Stored items:
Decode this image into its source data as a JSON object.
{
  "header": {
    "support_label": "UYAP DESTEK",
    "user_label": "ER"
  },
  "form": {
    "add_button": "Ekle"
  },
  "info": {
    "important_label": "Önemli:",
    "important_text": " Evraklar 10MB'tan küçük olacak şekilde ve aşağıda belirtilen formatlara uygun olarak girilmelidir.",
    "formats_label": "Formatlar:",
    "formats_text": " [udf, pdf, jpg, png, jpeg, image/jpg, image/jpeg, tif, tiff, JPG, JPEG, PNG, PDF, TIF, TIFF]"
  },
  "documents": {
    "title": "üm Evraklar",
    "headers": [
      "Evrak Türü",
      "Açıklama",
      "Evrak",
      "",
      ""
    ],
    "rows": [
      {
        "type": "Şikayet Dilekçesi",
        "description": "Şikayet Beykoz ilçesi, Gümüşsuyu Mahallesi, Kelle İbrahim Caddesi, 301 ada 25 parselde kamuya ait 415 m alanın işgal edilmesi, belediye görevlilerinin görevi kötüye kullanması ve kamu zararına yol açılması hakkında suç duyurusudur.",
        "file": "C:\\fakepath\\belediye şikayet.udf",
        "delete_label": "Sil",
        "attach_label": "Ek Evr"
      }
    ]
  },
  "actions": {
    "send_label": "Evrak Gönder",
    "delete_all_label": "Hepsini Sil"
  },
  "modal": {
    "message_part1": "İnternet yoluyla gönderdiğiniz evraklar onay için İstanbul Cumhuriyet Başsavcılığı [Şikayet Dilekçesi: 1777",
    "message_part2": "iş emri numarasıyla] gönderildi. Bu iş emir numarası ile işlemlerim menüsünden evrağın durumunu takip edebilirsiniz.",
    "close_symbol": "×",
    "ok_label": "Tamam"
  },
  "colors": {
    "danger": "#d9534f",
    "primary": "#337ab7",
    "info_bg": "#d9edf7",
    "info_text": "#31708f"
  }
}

What the task asks:
Find each line holding the word "belediye" and copy it.

The answer:
        "description": "Şikayet Beykoz ilçesi, Gümüşsuyu Mahallesi, Kelle İbrahim Caddesi, 301 ada 25 parselde kamuya ait 415 m alanın işgal edilmesi, belediye görevlilerinin görevi kötüye kullanması ve kamu zararına yol açılması hakkında suç duyurusudur.",
        "file": "C:\\fakepath\\belediye şikayet.udf",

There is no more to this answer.